Wherever "DESK" appears in a line, copy that line.
━━━━━━━━━━
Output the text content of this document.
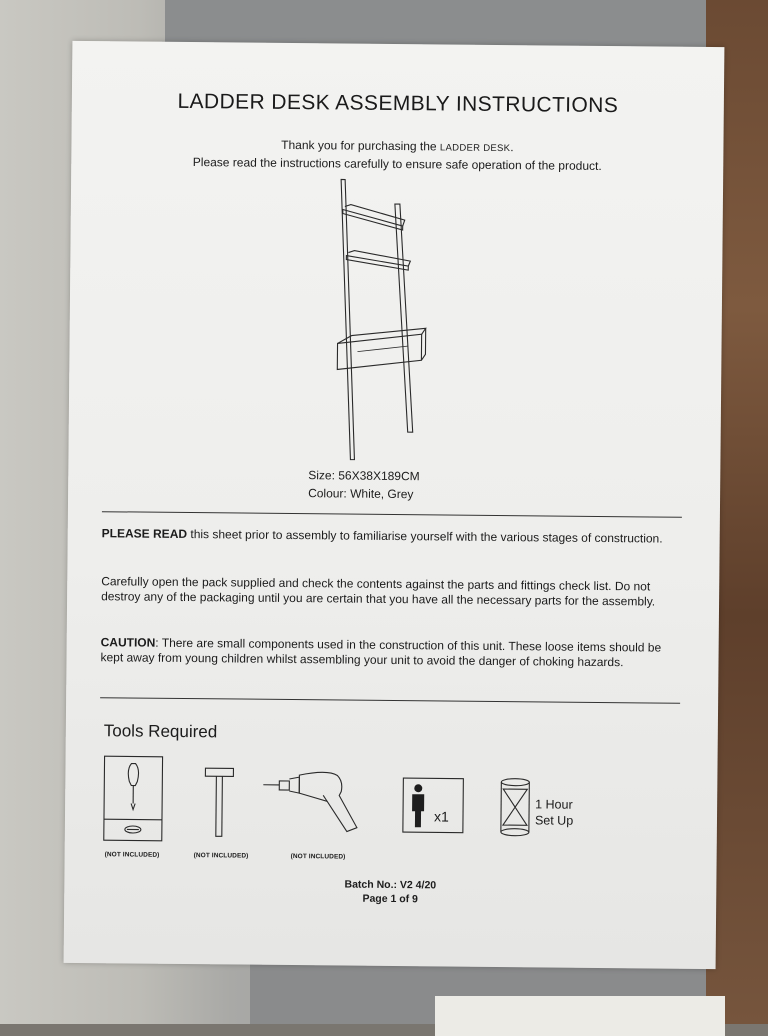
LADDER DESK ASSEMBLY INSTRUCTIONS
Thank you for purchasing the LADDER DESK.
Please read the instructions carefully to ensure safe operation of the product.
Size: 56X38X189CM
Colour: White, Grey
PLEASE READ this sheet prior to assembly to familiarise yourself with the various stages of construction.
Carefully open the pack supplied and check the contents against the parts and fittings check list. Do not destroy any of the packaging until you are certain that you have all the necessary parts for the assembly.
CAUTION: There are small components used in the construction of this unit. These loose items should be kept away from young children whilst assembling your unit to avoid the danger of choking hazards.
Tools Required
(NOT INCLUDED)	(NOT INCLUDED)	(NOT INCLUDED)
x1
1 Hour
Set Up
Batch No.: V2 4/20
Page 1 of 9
━━━━━━━━━━
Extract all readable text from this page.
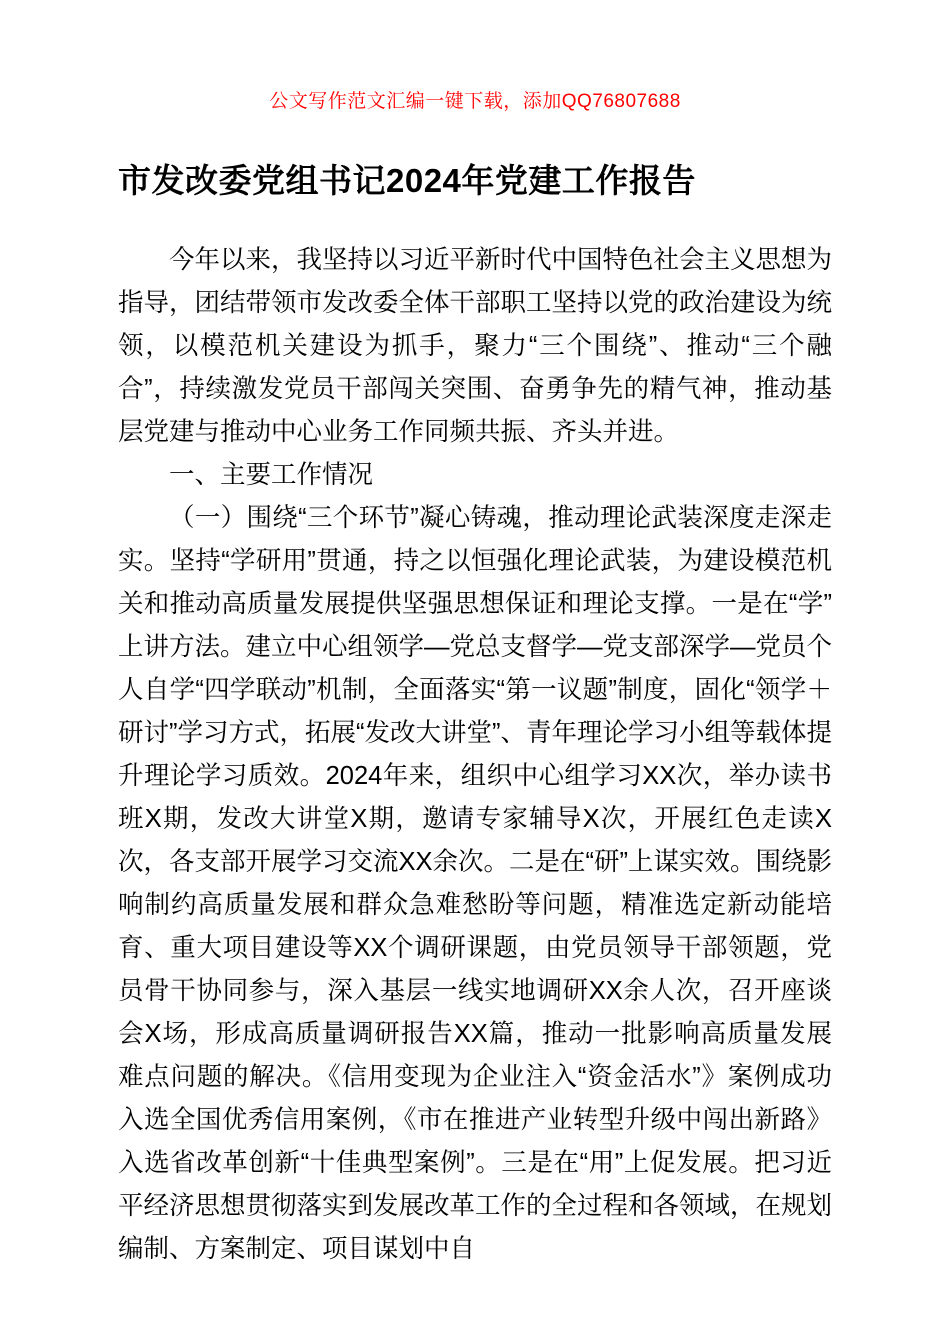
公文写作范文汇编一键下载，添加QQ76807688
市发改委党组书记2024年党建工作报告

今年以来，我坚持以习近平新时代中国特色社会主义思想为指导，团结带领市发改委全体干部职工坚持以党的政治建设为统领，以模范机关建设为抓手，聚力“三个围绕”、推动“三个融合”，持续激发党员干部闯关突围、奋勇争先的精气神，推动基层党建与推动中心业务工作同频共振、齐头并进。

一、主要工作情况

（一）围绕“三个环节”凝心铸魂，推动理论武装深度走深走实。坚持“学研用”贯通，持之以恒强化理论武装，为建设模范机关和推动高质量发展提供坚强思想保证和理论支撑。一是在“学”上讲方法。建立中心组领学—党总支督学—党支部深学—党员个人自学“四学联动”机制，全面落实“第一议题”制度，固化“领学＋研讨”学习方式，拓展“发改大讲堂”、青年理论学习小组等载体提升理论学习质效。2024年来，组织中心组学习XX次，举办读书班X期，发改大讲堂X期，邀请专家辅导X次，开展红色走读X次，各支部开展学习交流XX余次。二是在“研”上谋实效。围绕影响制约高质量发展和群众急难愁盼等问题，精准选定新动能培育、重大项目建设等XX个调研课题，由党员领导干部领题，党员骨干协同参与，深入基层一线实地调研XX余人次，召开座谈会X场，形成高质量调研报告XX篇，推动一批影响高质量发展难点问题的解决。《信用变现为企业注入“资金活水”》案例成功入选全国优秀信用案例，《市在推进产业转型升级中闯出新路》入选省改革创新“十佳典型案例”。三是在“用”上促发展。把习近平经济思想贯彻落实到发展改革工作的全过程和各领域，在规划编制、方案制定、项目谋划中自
━━━━━━━━━━
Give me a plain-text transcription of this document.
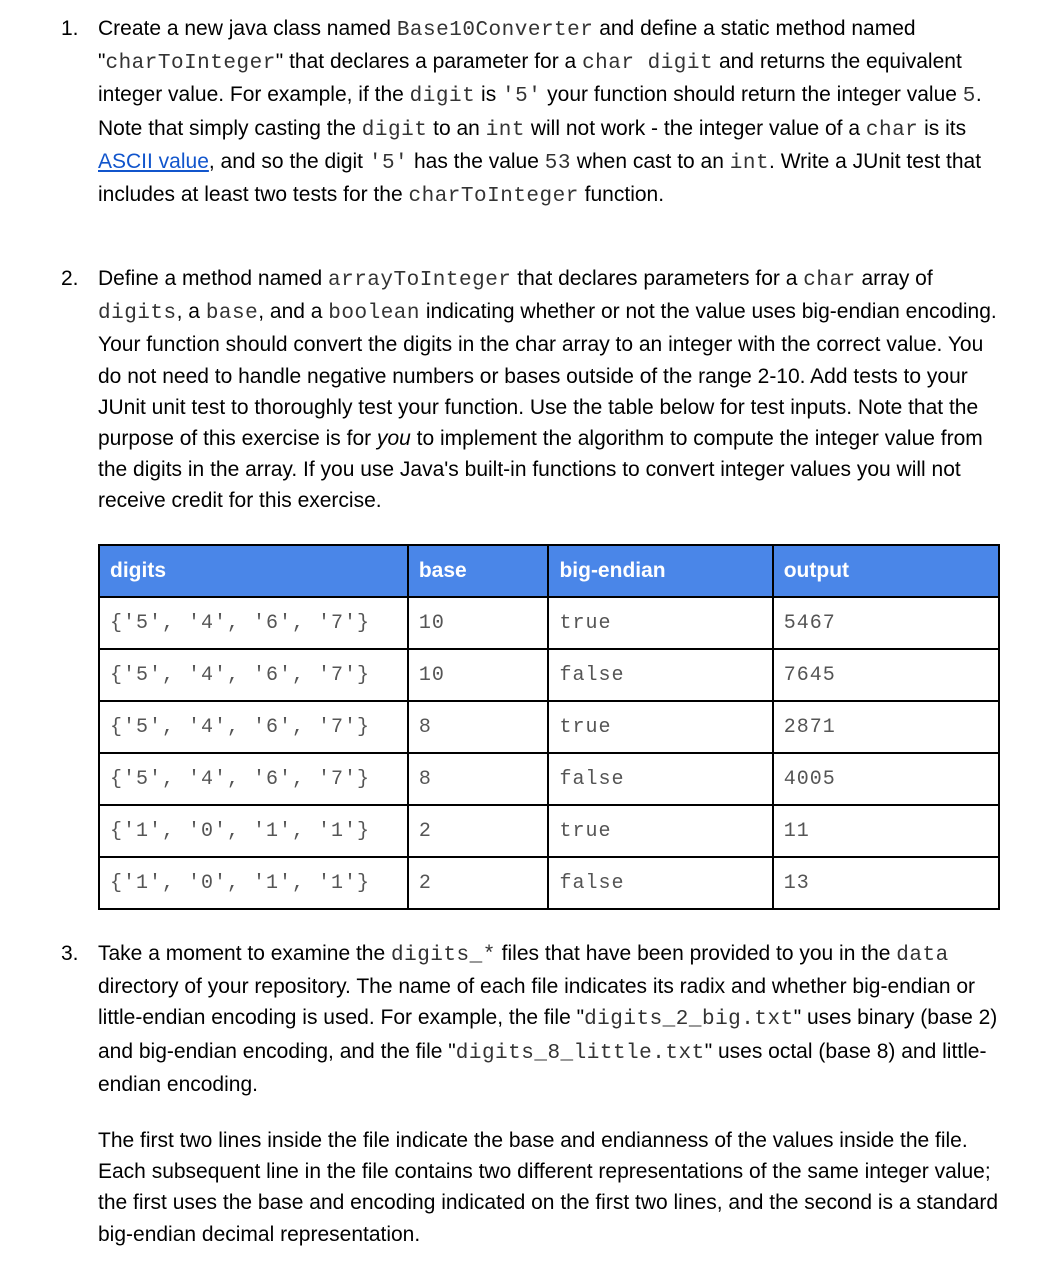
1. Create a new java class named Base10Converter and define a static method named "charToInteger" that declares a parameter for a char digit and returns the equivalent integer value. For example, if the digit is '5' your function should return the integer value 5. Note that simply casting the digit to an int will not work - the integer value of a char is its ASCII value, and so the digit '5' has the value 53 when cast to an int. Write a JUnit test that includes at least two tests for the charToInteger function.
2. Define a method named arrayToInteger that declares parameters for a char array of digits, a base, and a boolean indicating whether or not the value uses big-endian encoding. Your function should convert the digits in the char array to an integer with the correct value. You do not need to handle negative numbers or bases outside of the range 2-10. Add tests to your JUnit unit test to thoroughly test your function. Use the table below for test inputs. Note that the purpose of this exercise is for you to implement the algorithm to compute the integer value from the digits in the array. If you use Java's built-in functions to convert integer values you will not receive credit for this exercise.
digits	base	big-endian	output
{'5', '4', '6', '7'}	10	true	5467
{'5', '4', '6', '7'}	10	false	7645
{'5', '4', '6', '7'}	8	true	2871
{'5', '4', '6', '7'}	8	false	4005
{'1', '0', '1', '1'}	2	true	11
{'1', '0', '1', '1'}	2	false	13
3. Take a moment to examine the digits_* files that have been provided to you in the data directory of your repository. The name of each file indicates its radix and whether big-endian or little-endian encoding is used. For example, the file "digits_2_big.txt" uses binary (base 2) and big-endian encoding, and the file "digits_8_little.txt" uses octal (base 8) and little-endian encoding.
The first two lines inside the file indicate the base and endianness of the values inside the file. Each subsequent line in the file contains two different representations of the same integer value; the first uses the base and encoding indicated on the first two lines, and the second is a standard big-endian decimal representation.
━━━━━━━━━━
CORRECT RESULT
LADDER DESK ASSEMBLY INSTRUCTIONS
Thank you for purchasing the LADDER DESK.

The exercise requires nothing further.